> Exercise directions
Repeat the records below exactly as they appear.

> Input
[START]

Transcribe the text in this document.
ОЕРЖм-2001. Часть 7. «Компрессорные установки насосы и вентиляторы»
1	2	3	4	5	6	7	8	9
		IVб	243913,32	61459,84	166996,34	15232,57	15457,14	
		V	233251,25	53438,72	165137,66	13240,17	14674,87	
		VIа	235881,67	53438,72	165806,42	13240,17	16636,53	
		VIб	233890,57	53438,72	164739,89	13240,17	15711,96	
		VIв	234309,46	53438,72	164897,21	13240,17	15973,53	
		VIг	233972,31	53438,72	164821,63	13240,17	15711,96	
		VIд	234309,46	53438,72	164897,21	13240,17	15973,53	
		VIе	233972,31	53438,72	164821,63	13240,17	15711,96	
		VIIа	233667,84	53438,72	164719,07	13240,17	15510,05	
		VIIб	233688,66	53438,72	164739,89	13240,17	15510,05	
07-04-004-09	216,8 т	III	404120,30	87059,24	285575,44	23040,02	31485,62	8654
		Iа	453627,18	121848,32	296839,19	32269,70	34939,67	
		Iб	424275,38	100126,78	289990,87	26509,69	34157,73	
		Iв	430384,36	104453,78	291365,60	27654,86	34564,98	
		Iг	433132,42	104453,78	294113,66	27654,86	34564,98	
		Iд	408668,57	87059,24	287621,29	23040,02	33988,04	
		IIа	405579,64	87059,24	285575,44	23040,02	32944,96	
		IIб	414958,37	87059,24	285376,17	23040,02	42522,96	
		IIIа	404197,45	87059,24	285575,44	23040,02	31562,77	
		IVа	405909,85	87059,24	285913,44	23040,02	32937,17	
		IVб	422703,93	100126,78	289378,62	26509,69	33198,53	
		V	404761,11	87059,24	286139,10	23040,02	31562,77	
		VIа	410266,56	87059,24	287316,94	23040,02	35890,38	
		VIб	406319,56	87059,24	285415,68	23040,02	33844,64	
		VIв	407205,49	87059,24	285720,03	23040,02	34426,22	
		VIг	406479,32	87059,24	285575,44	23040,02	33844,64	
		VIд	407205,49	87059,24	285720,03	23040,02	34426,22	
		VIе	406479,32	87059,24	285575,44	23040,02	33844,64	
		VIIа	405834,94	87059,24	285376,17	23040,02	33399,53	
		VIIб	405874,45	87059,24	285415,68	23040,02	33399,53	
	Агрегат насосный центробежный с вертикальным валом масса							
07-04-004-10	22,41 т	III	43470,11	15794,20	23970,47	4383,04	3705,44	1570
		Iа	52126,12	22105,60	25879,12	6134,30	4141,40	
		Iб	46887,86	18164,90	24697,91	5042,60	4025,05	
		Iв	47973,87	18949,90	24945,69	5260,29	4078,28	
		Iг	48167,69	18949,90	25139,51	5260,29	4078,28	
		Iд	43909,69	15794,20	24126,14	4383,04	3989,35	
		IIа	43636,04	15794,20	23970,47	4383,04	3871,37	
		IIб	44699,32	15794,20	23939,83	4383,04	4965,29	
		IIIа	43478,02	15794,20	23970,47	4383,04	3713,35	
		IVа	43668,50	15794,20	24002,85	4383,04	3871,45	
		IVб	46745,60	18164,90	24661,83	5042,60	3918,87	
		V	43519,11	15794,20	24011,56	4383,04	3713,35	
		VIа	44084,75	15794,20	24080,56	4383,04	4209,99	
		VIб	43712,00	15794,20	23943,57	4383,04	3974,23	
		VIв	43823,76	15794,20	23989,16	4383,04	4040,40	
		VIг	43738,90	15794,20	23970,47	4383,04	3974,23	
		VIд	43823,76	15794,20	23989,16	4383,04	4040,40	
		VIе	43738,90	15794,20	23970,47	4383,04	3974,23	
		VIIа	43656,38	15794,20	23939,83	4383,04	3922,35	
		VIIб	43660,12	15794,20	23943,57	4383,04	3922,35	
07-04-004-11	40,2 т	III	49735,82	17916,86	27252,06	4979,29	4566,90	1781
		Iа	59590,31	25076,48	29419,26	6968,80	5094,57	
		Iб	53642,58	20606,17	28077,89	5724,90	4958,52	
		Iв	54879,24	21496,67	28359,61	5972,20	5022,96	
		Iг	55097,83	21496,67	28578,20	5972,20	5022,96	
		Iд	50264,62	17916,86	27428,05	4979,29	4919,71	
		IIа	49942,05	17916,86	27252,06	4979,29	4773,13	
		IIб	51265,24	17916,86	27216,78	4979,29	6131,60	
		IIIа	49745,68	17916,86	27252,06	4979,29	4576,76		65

[END]

> Exercise result
Transcribe the text in this document.
ОЕРЖм-2001. Часть 7. «Компрессорные установки насосы и вентиляторы»
1	2	3	4	5	6	7	8	9
		IVб	243913,32	61459,84	166996,34	15232,57	15457,14	
		V	233251,25	53438,72	165137,66	13240,17	14674,87	
		VIа	235881,67	53438,72	165806,42	13240,17	16636,53	
		VIб	233890,57	53438,72	164739,89	13240,17	15711,96	
		VIв	234309,46	53438,72	164897,21	13240,17	15973,53	
		VIг	233972,31	53438,72	164821,63	13240,17	15711,96	
		VIд	234309,46	53438,72	164897,21	13240,17	15973,53	
		VIе	233972,31	53438,72	164821,63	13240,17	15711,96	
		VIIа	233667,84	53438,72	164719,07	13240,17	15510,05	
		VIIб	233688,66	53438,72	164739,89	13240,17	15510,05	
07-04-004-09	216,8 т	III	404120,30	87059,24	285575,44	23040,02	31485,62	8654
		Iа	453627,18	121848,32	296839,19	32269,70	34939,67	
		Iб	424275,38	100126,78	289990,87	26509,69	34157,73	
		Iв	430384,36	104453,78	291365,60	27654,86	34564,98	
		Iг	433132,42	104453,78	294113,66	27654,86	34564,98	
		Iд	408668,57	87059,24	287621,29	23040,02	33988,04	
		IIа	405579,64	87059,24	285575,44	23040,02	32944,96	
		IIб	414958,37	87059,24	285376,17	23040,02	42522,96	
		IIIа	404197,45	87059,24	285575,44	23040,02	31562,77	
		IVа	405909,85	87059,24	285913,44	23040,02	32937,17	
		IVб	422703,93	100126,78	289378,62	26509,69	33198,53	
		V	404761,11	87059,24	286139,10	23040,02	31562,77	
		VIа	410266,56	87059,24	287316,94	23040,02	35890,38	
		VIб	406319,56	87059,24	285415,68	23040,02	33844,64	
		VIв	407205,49	87059,24	285720,03	23040,02	34426,22	
		VIг	406479,32	87059,24	285575,44	23040,02	33844,64	
		VIд	407205,49	87059,24	285720,03	23040,02	34426,22	
		VIе	406479,32	87059,24	285575,44	23040,02	33844,64	
		VIIа	405834,94	87059,24	285376,17	23040,02	33399,53	
		VIIб	405874,45	87059,24	285415,68	23040,02	33399,53	
	Агрегат насосный центробежный с вертикальным валом масса							
07-04-004-10	22,41 т	III	43470,11	15794,20	23970,47	4383,04	3705,44	1570
		Iа	52126,12	22105,60	25879,12	6134,30	4141,40	
		Iб	46887,86	18164,90	24697,91	5042,60	4025,05	
		Iв	47973,87	18949,90	24945,69	5260,29	4078,28	
		Iг	48167,69	18949,90	25139,51	5260,29	4078,28	
		Iд	43909,69	15794,20	24126,14	4383,04	3989,35	
		IIа	43636,04	15794,20	23970,47	4383,04	3871,37	
		IIб	44699,32	15794,20	23939,83	4383,04	4965,29	
		IIIа	43478,02	15794,20	23970,47	4383,04	3713,35	
		IVа	43668,50	15794,20	24002,85	4383,04	3871,45	
		IVб	46745,60	18164,90	24661,83	5042,60	3918,87	
		V	43519,11	15794,20	24011,56	4383,04	3713,35	
		VIа	44084,75	15794,20	24080,56	4383,04	4209,99	
		VIб	43712,00	15794,20	23943,57	4383,04	3974,23	
		VIв	43823,76	15794,20	23989,16	4383,04	4040,40	
		VIг	43738,90	15794,20	23970,47	4383,04	3974,23	
		VIд	43823,76	15794,20	23989,16	4383,04	4040,40	
		VIе	43738,90	15794,20	23970,47	4383,04	3974,23	
		VIIа	43656,38	15794,20	23939,83	4383,04	3922,35	
		VIIб	43660,12	15794,20	23943,57	4383,04	3922,35	
07-04-004-11	40,2 т	III	49735,82	17916,86	27252,06	4979,29	4566,90	1781
		Iа	59590,31	25076,48	29419,26	6968,80	5094,57	
		Iб	53642,58	20606,17	28077,89	5724,90	4958,52	
		Iв	54879,24	21496,67	28359,61	5972,20	5022,96	
		Iг	55097,83	21496,67	28578,20	5972,20	5022,96	
		Iд	50264,62	17916,86	27428,05	4979,29	4919,71	
		IIа	49942,05	17916,86	27252,06	4979,29	4773,13	
		IIб	51265,24	17916,86	27216,78	4979,29	6131,60	
		IIIа	49745,68	17916,86	27252,06	4979,29	4576,76		65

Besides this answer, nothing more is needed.